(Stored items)
— START —
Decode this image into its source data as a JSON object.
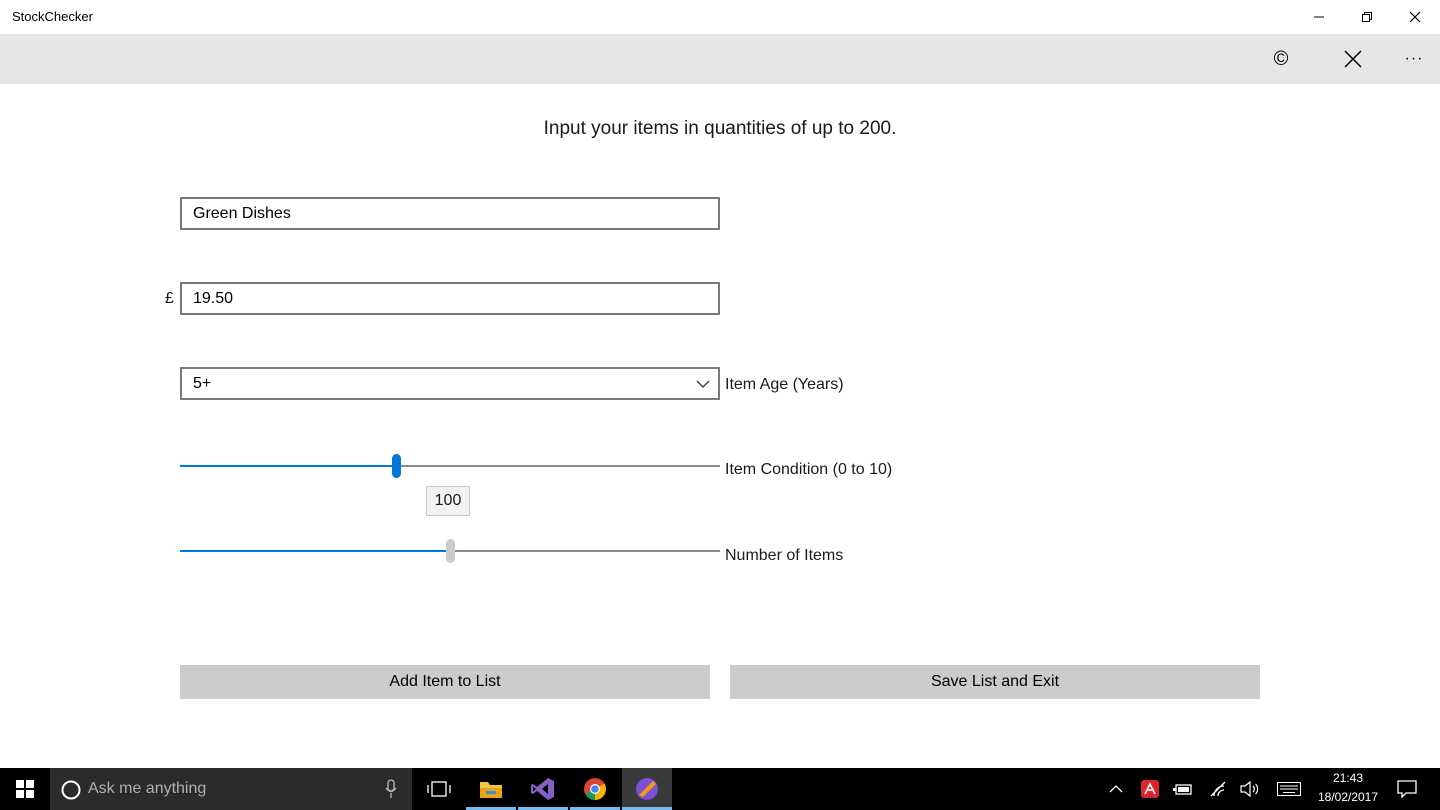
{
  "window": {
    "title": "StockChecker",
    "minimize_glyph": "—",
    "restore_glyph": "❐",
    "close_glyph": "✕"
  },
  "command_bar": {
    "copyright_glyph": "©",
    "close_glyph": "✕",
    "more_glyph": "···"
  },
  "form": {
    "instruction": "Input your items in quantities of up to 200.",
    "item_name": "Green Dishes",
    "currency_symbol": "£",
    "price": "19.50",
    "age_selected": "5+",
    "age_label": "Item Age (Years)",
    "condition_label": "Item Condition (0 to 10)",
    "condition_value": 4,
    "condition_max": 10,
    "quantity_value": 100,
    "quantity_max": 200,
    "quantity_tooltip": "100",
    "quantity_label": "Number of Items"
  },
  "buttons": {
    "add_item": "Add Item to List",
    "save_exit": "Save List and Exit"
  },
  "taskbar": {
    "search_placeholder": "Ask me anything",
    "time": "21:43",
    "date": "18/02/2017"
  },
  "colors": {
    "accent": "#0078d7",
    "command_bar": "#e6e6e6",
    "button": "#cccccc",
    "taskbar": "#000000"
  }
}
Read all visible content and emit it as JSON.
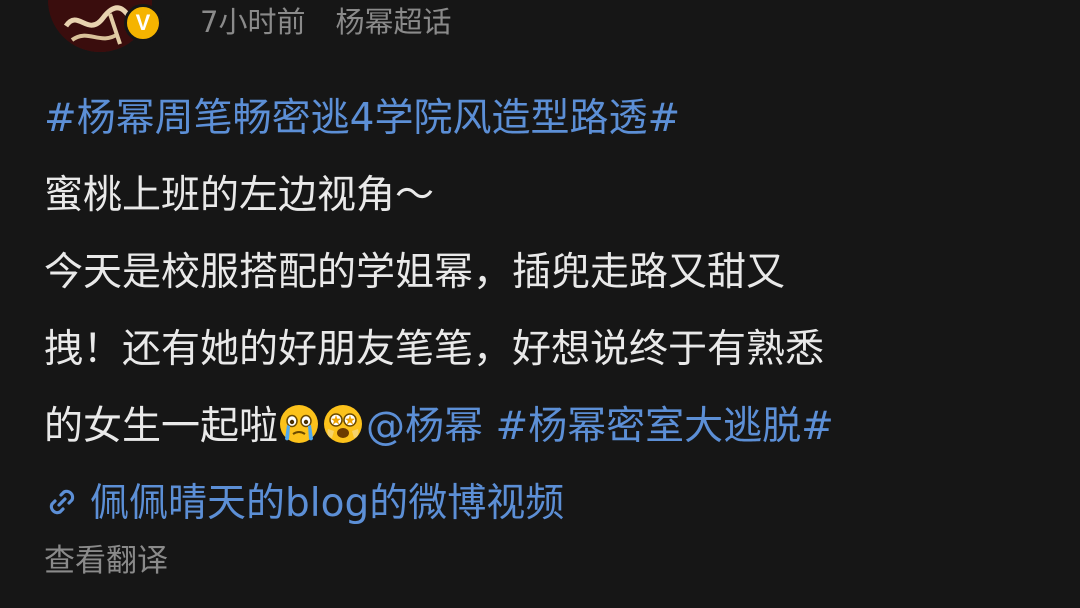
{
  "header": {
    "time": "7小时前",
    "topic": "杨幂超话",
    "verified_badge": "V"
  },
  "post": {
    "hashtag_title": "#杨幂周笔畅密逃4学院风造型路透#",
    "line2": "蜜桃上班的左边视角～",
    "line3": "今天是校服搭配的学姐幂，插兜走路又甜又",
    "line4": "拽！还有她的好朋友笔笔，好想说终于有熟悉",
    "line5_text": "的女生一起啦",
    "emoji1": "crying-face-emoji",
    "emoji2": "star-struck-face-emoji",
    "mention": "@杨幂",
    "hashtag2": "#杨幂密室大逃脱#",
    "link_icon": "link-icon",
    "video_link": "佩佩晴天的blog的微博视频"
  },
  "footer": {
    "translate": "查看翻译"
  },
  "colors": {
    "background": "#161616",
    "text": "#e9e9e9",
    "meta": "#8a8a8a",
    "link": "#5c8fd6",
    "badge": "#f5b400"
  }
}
— END —
• Your instructions:
Retype the whole listing exactly and leave the pictures out.

• Final result:
Decode this image into its source data as a JSON object.
{
  "window": {
    "title": "StockChecker",
    "minimize_glyph": "—",
    "restore_glyph": "❐",
    "close_glyph": "✕"
  },
  "command_bar": {
    "copyright_glyph": "©",
    "close_glyph": "✕",
    "more_glyph": "···"
  },
  "form": {
    "instruction": "Input your items in quantities of up to 200.",
    "item_name": "Green Dishes",
    "currency_symbol": "£",
    "price": "19.50",
    "age_selected": "5+",
    "age_label": "Item Age (Years)",
    "condition_label": "Item Condition (0 to 10)",
    "condition_value": 4,
    "condition_max": 10,
    "quantity_value": 100,
    "quantity_max": 200,
    "quantity_tooltip": "100",
    "quantity_label": "Number of Items"
  },
  "buttons": {
    "add_item": "Add Item to List",
    "save_exit": "Save List and Exit"
  },
  "taskbar": {
    "search_placeholder": "Ask me anything",
    "time": "21:43",
    "date": "18/02/2017"
  },
  "colors": {
    "accent": "#0078d7",
    "command_bar": "#e6e6e6",
    "button": "#cccccc",
    "taskbar": "#000000"
  }
}
Read all visible content and emit it as JSON.
{
  "header": {
    "time": "7小时前",
    "topic": "杨幂超话",
    "verified_badge": "V"
  },
  "post": {
    "hashtag_title": "#杨幂周笔畅密逃4学院风造型路透#",
    "line2": "蜜桃上班的左边视角～",
    "line3": "今天是校服搭配的学姐幂，插兜走路又甜又",
    "line4": "拽！还有她的好朋友笔笔，好想说终于有熟悉",
    "line5_text": "的女生一起啦",
    "emoji1": "crying-face-emoji",
    "emoji2": "star-struck-face-emoji",
    "mention": "@杨幂",
    "hashtag2": "#杨幂密室大逃脱#",
    "link_icon": "link-icon",
    "video_link": "佩佩晴天的blog的微博视频"
  },
  "footer": {
    "translate": "查看翻译"
  },
  "colors": {
    "background": "#161616",
    "text": "#e9e9e9",
    "meta": "#8a8a8a",
    "link": "#5c8fd6",
    "badge": "#f5b400"
  }
}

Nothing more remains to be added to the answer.